# Written tasks
**A.** Rewrite the records as a numbered list, from the first line through the line with "x-tick-label: 2023 bbox=[872, 302, 900, 315]", leaving out any blank lines.
**B.** Extend the court ruling on the defense's discovery motion, picking up after its last sentence.

# Extracted text
Here, the defense has not satisfied the CPL § 245.50 (4) (c) requirement that a motion challenging a COC "be accompanied by an affirmation by the moving party that, after the filing of the opposing party's [COC], such moving party timely conferred in good faith or timely made good faith efforts to confer with the opposing party regarding the specific and particularized matters forming the basis for such challenge, that efforts to obtain the missing discovery from the opposing party or otherwise resolve the issues raised were unsuccessful, and that no accommodation could be reached." The defense's conferral efforts consisted of a single email listing allegedly withheld discovery. The People promptly emailed back, stating that most of the items did not exist. Rather than sending another email explaining why they thought the items existed, the defense stopped conferring and filed this motion. While conferrals need not be lengthy, this court has previously explained that they must be "sufficient to elicit the parties' respective positions in the dispute and to establish that a resolution could not be reached" (People v Calvin Y, 86 Misc 3d 1270[A] [Crim Ct, NY County 2025]). The conferral in this case did not satisfy that minimal standard. If the defense had explained why they believed the materials existed, the People might have been able to demonstrate to the defense's satisfaction that the materials do not, in fact, exist, which would have obviated the need to file their motion. Because the defense failed to confer sufficiently to show that "no accommodation could be reached," this motion must be denied pursuant to CPL § 245.50 (4) (c).

Regardless, the motion also fails on the merits. Here, the defendant alleges that the People failed to satisfy their statutory obligations as to four categories of discoverable material: (1) chain of custody forms and an animal transportation manifest for the defendant's dog; (2) an email or text message notification from NYPD to ASPCA; (3) 911 call recordings; and (4) NYC311 records. The first three do not exist. The People credibly assert that no chain of custody forms or animal transportation manifest was created for the defendant's dog, and indeed the NYPD Patrol Guide does not require that officers create such paperwork for seized animals (see NYPD Patrol Guide, Procedures 212-119 ["Investigations of Animal Abuse"], 214-33 ["Care and Disposition of Animals"]). Similarly, the People state that they confirmed with the relevant officer that he notified ASPCA by phone, not by email or text. The defense's assumption that any written notification must have occurred is unfounded. Next, the case was initially reported via a 311 call, and, contrary to the defense's assertions, the police were recalled to the scene via a call to the arresting officer's departmental phone. No 911 call was made, and thus no 911 call recordings exist. As none of these records exist, their nondisclosure is not a discovery violation.

The records from NYC311 do exist, but their allegedly belated disclosure did not constitute a discovery violation. When the People filed their December 16, 2025 COC, the 311 records were not in their possession. The People subpoenaed the records from NYC311 — a city agency that is neither part of the District Attorney's Office nor a law enforcement agency (People v Buenaventura, 82 Misc 3d 1135-1140 [Crim Ct, NY County 2024]) — on December [*4]11, 2025, and received them pursuant to the subpoena on December 17, 2025. Because records of a 311 call can be obtained only through subpoena duces tecum and are equally available to the defense, the People are not required to obtain them (CPL 245.20 [2]). Therefore, the fact that the People had not obtained the 311 records before filing their COC has no negative bearing on the People's diligence.

# Stored data
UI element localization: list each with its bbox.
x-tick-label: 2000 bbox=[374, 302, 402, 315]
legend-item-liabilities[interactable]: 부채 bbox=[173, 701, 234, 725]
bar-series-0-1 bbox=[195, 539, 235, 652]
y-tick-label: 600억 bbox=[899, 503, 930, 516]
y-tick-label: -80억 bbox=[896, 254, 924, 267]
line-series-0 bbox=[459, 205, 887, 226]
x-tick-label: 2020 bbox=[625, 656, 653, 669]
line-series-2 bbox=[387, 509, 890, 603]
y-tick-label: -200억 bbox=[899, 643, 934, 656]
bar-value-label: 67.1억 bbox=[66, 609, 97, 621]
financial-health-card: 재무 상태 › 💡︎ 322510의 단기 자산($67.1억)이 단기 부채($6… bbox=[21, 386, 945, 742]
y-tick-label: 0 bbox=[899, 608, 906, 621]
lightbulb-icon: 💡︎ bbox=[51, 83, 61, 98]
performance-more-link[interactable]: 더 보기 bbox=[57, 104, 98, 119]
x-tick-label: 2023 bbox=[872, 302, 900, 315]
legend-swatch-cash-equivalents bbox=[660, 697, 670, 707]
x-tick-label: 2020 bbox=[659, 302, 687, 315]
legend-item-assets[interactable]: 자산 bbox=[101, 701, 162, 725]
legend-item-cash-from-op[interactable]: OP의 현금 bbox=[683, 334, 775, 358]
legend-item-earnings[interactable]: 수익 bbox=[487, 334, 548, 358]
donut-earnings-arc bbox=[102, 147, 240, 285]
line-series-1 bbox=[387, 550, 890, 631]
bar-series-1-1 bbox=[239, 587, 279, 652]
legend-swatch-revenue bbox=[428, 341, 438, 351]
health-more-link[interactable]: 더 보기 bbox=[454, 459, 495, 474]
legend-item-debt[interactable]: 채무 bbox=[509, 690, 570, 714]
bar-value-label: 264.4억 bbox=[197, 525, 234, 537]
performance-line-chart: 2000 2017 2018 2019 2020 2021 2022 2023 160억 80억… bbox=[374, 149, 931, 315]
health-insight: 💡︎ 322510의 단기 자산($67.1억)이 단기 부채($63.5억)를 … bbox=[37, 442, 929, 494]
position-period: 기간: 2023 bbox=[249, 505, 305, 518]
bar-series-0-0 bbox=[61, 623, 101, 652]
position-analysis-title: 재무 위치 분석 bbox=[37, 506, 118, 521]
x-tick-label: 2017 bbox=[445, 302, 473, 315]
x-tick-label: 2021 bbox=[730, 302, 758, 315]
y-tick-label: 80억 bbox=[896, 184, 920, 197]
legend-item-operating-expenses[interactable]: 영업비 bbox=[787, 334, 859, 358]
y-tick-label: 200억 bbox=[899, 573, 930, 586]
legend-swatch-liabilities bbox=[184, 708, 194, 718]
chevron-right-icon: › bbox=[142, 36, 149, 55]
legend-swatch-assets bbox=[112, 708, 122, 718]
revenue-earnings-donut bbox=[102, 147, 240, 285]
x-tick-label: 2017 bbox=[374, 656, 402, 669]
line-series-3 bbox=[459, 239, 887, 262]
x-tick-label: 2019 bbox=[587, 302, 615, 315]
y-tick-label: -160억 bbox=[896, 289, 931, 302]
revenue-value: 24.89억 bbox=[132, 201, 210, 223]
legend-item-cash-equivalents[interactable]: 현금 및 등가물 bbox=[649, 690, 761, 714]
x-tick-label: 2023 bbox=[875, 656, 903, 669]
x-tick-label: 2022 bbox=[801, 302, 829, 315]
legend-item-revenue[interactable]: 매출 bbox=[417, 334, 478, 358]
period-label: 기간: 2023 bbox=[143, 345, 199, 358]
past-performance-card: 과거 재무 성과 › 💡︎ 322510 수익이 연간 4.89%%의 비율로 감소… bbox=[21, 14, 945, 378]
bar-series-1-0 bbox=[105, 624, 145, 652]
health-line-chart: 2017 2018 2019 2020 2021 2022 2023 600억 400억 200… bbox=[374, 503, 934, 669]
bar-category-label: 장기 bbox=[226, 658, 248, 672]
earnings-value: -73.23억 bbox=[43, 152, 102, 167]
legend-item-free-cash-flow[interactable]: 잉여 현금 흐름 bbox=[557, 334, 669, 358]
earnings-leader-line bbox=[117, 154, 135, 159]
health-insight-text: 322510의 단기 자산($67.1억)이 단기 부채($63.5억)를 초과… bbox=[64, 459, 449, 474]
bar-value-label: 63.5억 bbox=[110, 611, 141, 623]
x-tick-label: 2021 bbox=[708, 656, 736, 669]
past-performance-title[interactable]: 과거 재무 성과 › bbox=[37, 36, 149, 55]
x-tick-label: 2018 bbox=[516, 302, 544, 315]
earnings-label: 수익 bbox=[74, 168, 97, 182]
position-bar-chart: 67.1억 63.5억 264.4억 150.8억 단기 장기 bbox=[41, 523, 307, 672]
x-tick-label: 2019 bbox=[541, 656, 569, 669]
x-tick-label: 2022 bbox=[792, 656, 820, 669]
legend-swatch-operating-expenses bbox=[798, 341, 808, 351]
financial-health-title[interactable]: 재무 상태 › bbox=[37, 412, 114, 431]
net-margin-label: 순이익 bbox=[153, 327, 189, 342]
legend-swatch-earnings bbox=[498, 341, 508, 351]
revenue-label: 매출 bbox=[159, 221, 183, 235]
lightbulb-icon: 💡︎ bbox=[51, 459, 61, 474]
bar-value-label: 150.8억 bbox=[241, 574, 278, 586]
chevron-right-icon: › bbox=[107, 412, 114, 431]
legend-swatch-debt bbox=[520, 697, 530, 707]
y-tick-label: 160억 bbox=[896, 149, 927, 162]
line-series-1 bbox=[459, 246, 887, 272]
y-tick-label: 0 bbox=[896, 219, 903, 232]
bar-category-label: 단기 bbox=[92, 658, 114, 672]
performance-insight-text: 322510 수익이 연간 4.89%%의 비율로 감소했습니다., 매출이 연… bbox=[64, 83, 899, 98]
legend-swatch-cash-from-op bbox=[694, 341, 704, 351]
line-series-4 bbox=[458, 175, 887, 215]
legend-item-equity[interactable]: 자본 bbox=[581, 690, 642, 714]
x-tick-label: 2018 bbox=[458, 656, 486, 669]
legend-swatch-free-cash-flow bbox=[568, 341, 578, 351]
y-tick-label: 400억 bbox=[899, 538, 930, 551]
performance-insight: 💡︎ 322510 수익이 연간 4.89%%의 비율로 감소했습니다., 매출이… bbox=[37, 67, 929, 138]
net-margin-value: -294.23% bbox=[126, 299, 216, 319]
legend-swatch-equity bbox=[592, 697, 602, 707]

# Results of the tasks
**A.**
1. UI element localization: list each with its bbox.
2. x-tick-label: 2000 bbox=[374, 302, 402, 315]
3. legend-item-liabilities[interactable]: 부채 bbox=[173, 701, 234, 725]
4. bar-series-0-1 bbox=[195, 539, 235, 652]
5. y-tick-label: 600억 bbox=[899, 503, 930, 516]
6. y-tick-label: -80억 bbox=[896, 254, 924, 267]
7. line-series-0 bbox=[459, 205, 887, 226]
8. x-tick-label: 2020 bbox=[625, 656, 653, 669]
9. line-series-2 bbox=[387, 509, 890, 603]
10. y-tick-label: -200억 bbox=[899, 643, 934, 656]
11. bar-value-label: 67.1억 bbox=[66, 609, 97, 621]
12. financial-health-card: 재무 상태 › 💡︎ 322510의 단기 자산($67.1억)이 단기 부채($6… bbox=[21, 386, 945, 742]
13. y-tick-label: 0 bbox=[899, 608, 906, 621]
14. lightbulb-icon: 💡︎ bbox=[51, 83, 61, 98]
15. performance-more-link[interactable]: 더 보기 bbox=[57, 104, 98, 119]
16. x-tick-label: 2023 bbox=[872, 302, 900, 315]

**B.**
Overall, the People have demonstrated that their efforts to fulfill their discovery obligations were diligent (CPL 245.50 [5]; Bay, 41 NY3d at 211). The People made significant efforts to obtain and produce discovery (CPL 245.50 [5] [a]). When the defense notified them of potentially missing discovery, the People took prompt steps to confirm that the items in question did not exist (id.). The court perceives no discovery violations, errors, or omissions against which the People's efforts must be weighed (see id.). The People's COC and SCOC are therefore valid (CPL 245.50 [6]), and the motion is DENIED.

III. CPL § 30.30

In this case, in which the defendant is charged with an A misdemeanor and no felonies, the People must be ready for trial within ninety days of the commencement of the criminal action (CPL 30.30 [1] [b]).

From the defendant's arraignment on September 26, 2025 to the filing of the People's COC and COR on December 16, 2025, 81 days are chargeable to the People.

Regardless of the validity of the People's COC and SCOC, the People's December 16, 2025 and December 17, 2025 CORs were invalid because the People had not yet filed a supporting deposition. However, the period from December 16, 2025 through January 16, 2026 is excludable under CPL § 30.30 (4) (b) because the adjournment was granted at defense counsel's request. In her emails with the court, defense counsel specifically requested "that the appearance for the criminal case [also be] adjourned," in addition to the ASPCA hearing (People's affirmation, Exhibit 2). It is true, as the defense argues, that this adjournment did not prevent the People from filing a supporting deposition and validly declaring readiness for trial. Nevertheless, affirmatively requesting an adjournment constitutes a "waiver of the delay," and thus "the People are not required to causally trace their lack of readiness to defendant's actions before the court is warranted in excluding" this period (People v Worley, 66 NY2d 523, 527 [1985]).

No additional time is chargeable. The People's January 16, 2026 COR was valid, and the defense does not allege any additional chargeable time. The defense also requested an adjournment on January 16, 2026 and filed the instant motion on January 20, 2026 (CPL 30.30 [4] [a], [b]).

The court finds that only 81 days are charged to the People, and the defendant's motion to dismiss is therefore DENIED.

This constitutes the decision and order of this court.


Dated: March 18, 2026
New York, NY
Ilona B. Coleman, J.C.C.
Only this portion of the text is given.